Start of Record set

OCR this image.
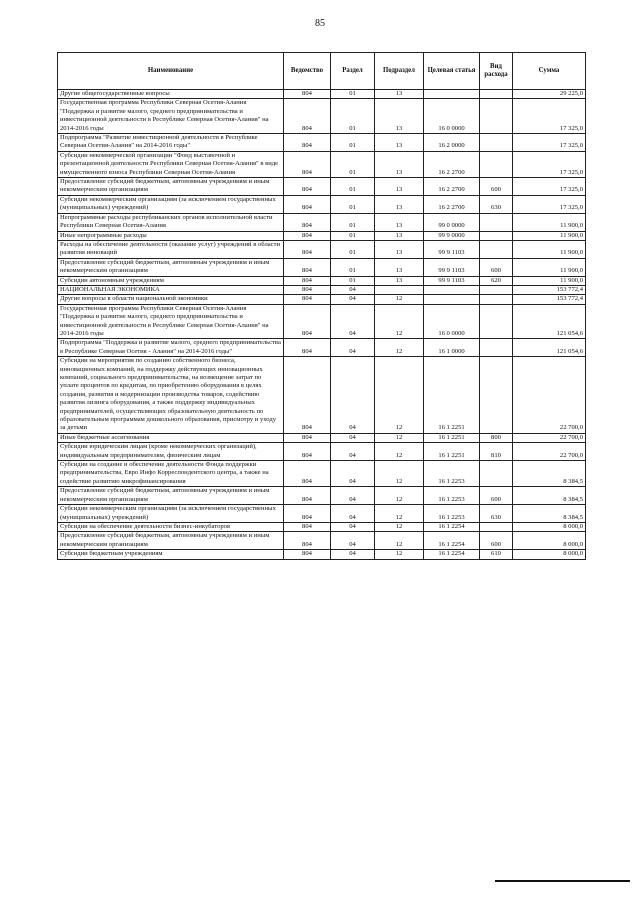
85
Наименование	Ведомство	Раздел	Подраздел	Целевая статья	Вид расхода	Сумма
Другие общегосударственные вопросы	804	01	13			29 225,0
Государственная программа Республики Северная Осетия-Алания "Поддержка и развитие малого, среднего предпринимательства и инвестиционной деятельности в Республике Северная Осетия-Алания" на 2014-2016 годы	804	01	13	16 0 0000		17 325,0
Подпрограмма "Развитие инвестиционной деятельности в Республике Северная Осетия-Алания" на 2014-2016 годы"	804	01	13	16 2 0000		17 325,0
Субсидии некоммерческой организации "Фонд выставочной и презентационной деятельности Республики Северная Осетия-Алания" в виде имущественного взноса Республики Северная Осетия-Алания	804	01	13	16 2 2700		17 325,0
Предоставление субсидий бюджетным, автономным учреждениям и иным некоммерческим организациям	804	01	13	16 2 2700	600	17 325,0
Субсидии некоммерческим организациям (за исключением государственных (муниципальных) учреждений)	804	01	13	16 2 2700	630	17 325,0
Непрограммные расходы республиканских органов исполнительной власти Республики Северная Осетия-Алания	804	01	13	99 0 0000		11 900,0
Иные непрограммные расходы	804	01	13	99 9 0000		11 900,0
Расходы на обеспечение деятельности (оказание услуг) учреждений в области развития инноваций	804	01	13	99 9 1103		11 900,0
Предоставление субсидий бюджетным, автономным учреждениям и иным некоммерческим организациям	804	01	13	99 9 1103	600	11 900,0
Субсидии автономным учреждениям	804	01	13	99 9 1103	620	11 900,0
НАЦИОНАЛЬНАЯ ЭКОНОМИКА	804	04				153 772,4
Другие вопросы в области национальной экономики	804	04	12			153 772,4
Государственная программа Республики Северная Осетия-Алания "Поддержка и развитие малого, среднего предпринимательства и инвестиционной деятельности в Республике Северная Осетия-Алания" на 2014-2016 годы	804	04	12	16 0 0000		121 054,6
Подпрограмма "Поддержка и развитие малого, среднего предпринимательства в Республике Северная Осетия - Алания" на 2014-2016 годы"	804	04	12	16 1 0000		121 054,6
Субсидии на мероприятия по созданию собственного бизнеса, инновационных компаний, на поддержку действующих инновационных компаний, социального предпринимательства, на возмещение затрат по уплате процентов по кредитам, по приобретению оборудования в целях создания, развития и модернизации производства товаров, содействию развития лизинга оборудования, а также поддержку индивидуальных предпринимателей, осуществляющих образовательную деятельность по образовательным программам дошкольного образования, присмотру и уходу за детьми	804	04	12	16 1 2251		22 700,0
Иные бюджетные ассигнования	804	04	12	16 1 2251	800	22 700,0
Субсидии юридическим лицам (кроме некоммерческих организаций), индивидуальным предпринимателям, физическим лицам	804	04	12	16 1 2251	810	22 700,0
Субсидии на создание и обеспечение деятельности Фонда поддержки предпринимательства, Евро Инфо Корреспондентского центра, а также на содействие развитию микрофинансирования	804	04	12	16 1 2253		8 384,5
Предоставление субсидий бюджетным, автономным учреждениям и иным некоммерческим организациям	804	04	12	16 1 2253	600	8 384,5
Субсидии некоммерческим организациям (за исключением государственных (муниципальных) учреждений)	804	04	12	16 1 2253	630	8 384,5
Субсидии на обеспечение деятельности бизнес-инкубаторов	804	04	12	16 1 2254		8 000,0
Предоставление субсидий бюджетным, автономным учреждениям и иным некоммерческим организациям	804	04	12	16 1 2254	600	8 000,0
Субсидии бюджетным учреждениям	804	04	12	16 1 2254	610	8 000,0
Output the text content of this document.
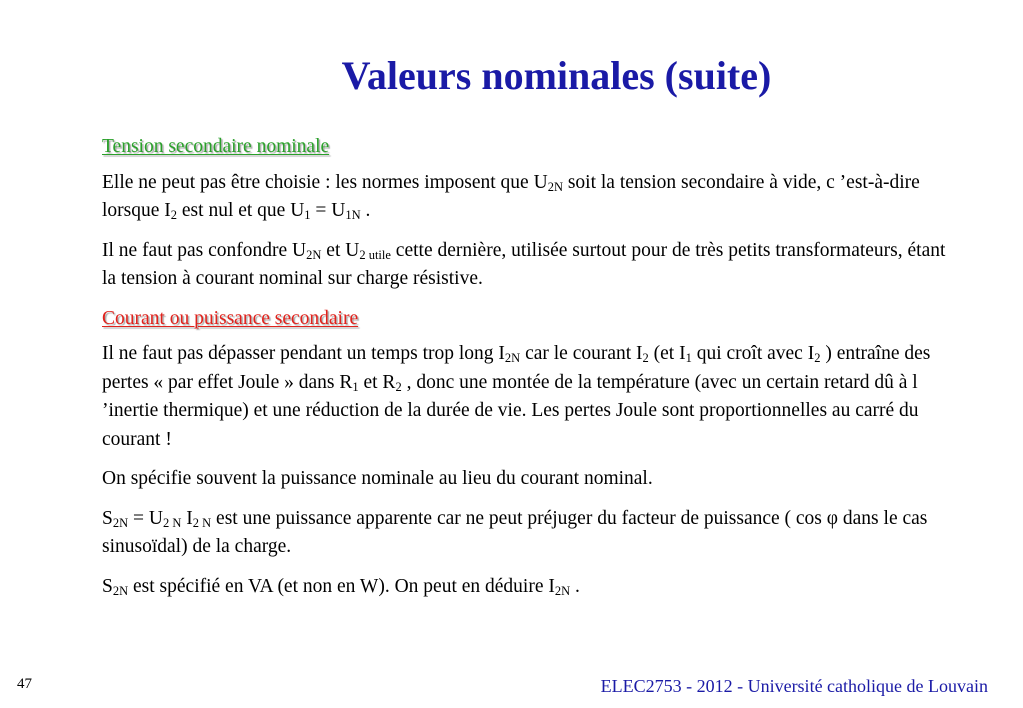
Valeurs nominales (suite)
Tension secondaire nominale

Elle ne peut pas être choisie : les normes imposent que $U_{2N}$ soit la tension secondaire à vide, c ’est-à-dire lorsque $I_2$ est nul et que $U_1 = U_{1N}$ .

Il ne faut pas confondre $U_{2N}$ et $U_{2 utile}$ cette dernière, utilisée surtout pour de très petits transformateurs, étant la tension à courant nominal sur charge résistive.

Courant ou puissance secondaire

Il ne faut pas dépasser pendant un temps trop long $I_{2N}$ car le courant $I_2$ (et $I_1$ qui croît avec $I_2$ ) entraîne des pertes « par effet Joule » dans $R_1$ et $R_2$ , donc une montée de la température (avec un certain retard dû à l ’inertie thermique) et une réduction de la durée de vie. Les pertes Joule sont proportionnelles au carré du courant !

On spécifie souvent la puissance nominale au lieu du courant nominal.

$S_{2N} = U_{2 N}$ $I_{2 N}$ est une puissance apparente car ne peut préjuger du facteur de puissance ( cos φ dans le cas sinusoïdal) de la charge.

$S_{2N}$ est spécifié en VA (et non en W). On peut en déduire $I_{2N}$ .

47	ELEC2753 - 2012 - Université catholique de Louvain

End of Record set

§ Work to do:
Copy all the lines of data exactly as they appear, dropping any images.

§ Final answer:
OCR this image.
85
Наименование	Ведомство	Раздел	Подраздел	Целевая статья	Вид расхода	Сумма
Другие общегосударственные вопросы	804	01	13			29 225,0
Государственная программа Республики Северная Осетия-Алания "Поддержка и развитие малого, среднего предпринимательства и инвестиционной деятельности в Республике Северная Осетия-Алания" на 2014-2016 годы	804	01	13	16 0 0000		17 325,0
Подпрограмма "Развитие инвестиционной деятельности в Республике Северная Осетия-Алания" на 2014-2016 годы"	804	01	13	16 2 0000		17 325,0
Субсидии некоммерческой организации "Фонд выставочной и презентационной деятельности Республики Северная Осетия-Алания" в виде имущественного взноса Республики Северная Осетия-Алания	804	01	13	16 2 2700		17 325,0
Предоставление субсидий бюджетным, автономным учреждениям и иным некоммерческим организациям	804	01	13	16 2 2700	600	17 325,0
Субсидии некоммерческим организациям (за исключением государственных (муниципальных) учреждений)	804	01	13	16 2 2700	630	17 325,0
Непрограммные расходы республиканских органов исполнительной власти Республики Северная Осетия-Алания	804	01	13	99 0 0000		11 900,0
Иные непрограммные расходы	804	01	13	99 9 0000		11 900,0
Расходы на обеспечение деятельности (оказание услуг) учреждений в области развития инноваций	804	01	13	99 9 1103		11 900,0
Предоставление субсидий бюджетным, автономным учреждениям и иным некоммерческим организациям	804	01	13	99 9 1103	600	11 900,0
Субсидии автономным учреждениям	804	01	13	99 9 1103	620	11 900,0
НАЦИОНАЛЬНАЯ ЭКОНОМИКА	804	04				153 772,4
Другие вопросы в области национальной экономики	804	04	12			153 772,4
Государственная программа Республики Северная Осетия-Алания "Поддержка и развитие малого, среднего предпринимательства и инвестиционной деятельности в Республике Северная Осетия-Алания" на 2014-2016 годы	804	04	12	16 0 0000		121 054,6
Подпрограмма "Поддержка и развитие малого, среднего предпринимательства в Республике Северная Осетия - Алания" на 2014-2016 годы"	804	04	12	16 1 0000		121 054,6
Субсидии на мероприятия по созданию собственного бизнеса, инновационных компаний, на поддержку действующих инновационных компаний, социального предпринимательства, на возмещение затрат по уплате процентов по кредитам, по приобретению оборудования в целях создания, развития и модернизации производства товаров, содействию развития лизинга оборудования, а также поддержку индивидуальных предпринимателей, осуществляющих образовательную деятельность по образовательным программам дошкольного образования, присмотру и уходу за детьми	804	04	12	16 1 2251		22 700,0
Иные бюджетные ассигнования	804	04	12	16 1 2251	800	22 700,0
Субсидии юридическим лицам (кроме некоммерческих организаций), индивидуальным предпринимателям, физическим лицам	804	04	12	16 1 2251	810	22 700,0
Субсидии на создание и обеспечение деятельности Фонда поддержки предпринимательства, Евро Инфо Корреспондентского центра, а также на содействие развитию микрофинансирования	804	04	12	16 1 2253		8 384,5
Предоставление субсидий бюджетным, автономным учреждениям и иным некоммерческим организациям	804	04	12	16 1 2253	600	8 384,5
Субсидии некоммерческим организациям (за исключением государственных (муниципальных) учреждений)	804	04	12	16 1 2253	630	8 384,5
Субсидии на обеспечение деятельности бизнес-инкубаторов	804	04	12	16 1 2254		8 000,0
Предоставление субсидий бюджетным, автономным учреждениям и иным некоммерческим организациям	804	04	12	16 1 2254	600	8 000,0
Субсидии бюджетным учреждениям	804	04	12	16 1 2254	610	8 000,0
Output the text content of this document.
Valeurs nominales (suite)
Tension secondaire nominale

Elle ne peut pas être choisie : les normes imposent que $U_{2N}$ soit la tension secondaire à vide, c ’est-à-dire lorsque $I_2$ est nul et que $U_1 = U_{1N}$ .

Il ne faut pas confondre $U_{2N}$ et $U_{2 utile}$ cette dernière, utilisée surtout pour de très petits transformateurs, étant la tension à courant nominal sur charge résistive.

Courant ou puissance secondaire

Il ne faut pas dépasser pendant un temps trop long $I_{2N}$ car le courant $I_2$ (et $I_1$ qui croît avec $I_2$ ) entraîne des pertes « par effet Joule » dans $R_1$ et $R_2$ , donc une montée de la température (avec un certain retard dû à l ’inertie thermique) et une réduction de la durée de vie. Les pertes Joule sont proportionnelles au carré du courant !

On spécifie souvent la puissance nominale au lieu du courant nominal.

$S_{2N} = U_{2 N}$ $I_{2 N}$ est une puissance apparente car ne peut préjuger du facteur de puissance ( cos φ dans le cas sinusoïdal) de la charge.

$S_{2N}$ est spécifié en VA (et non en W). On peut en déduire $I_{2N}$ .

47	ELEC2753 - 2012 - Université catholique de Louvain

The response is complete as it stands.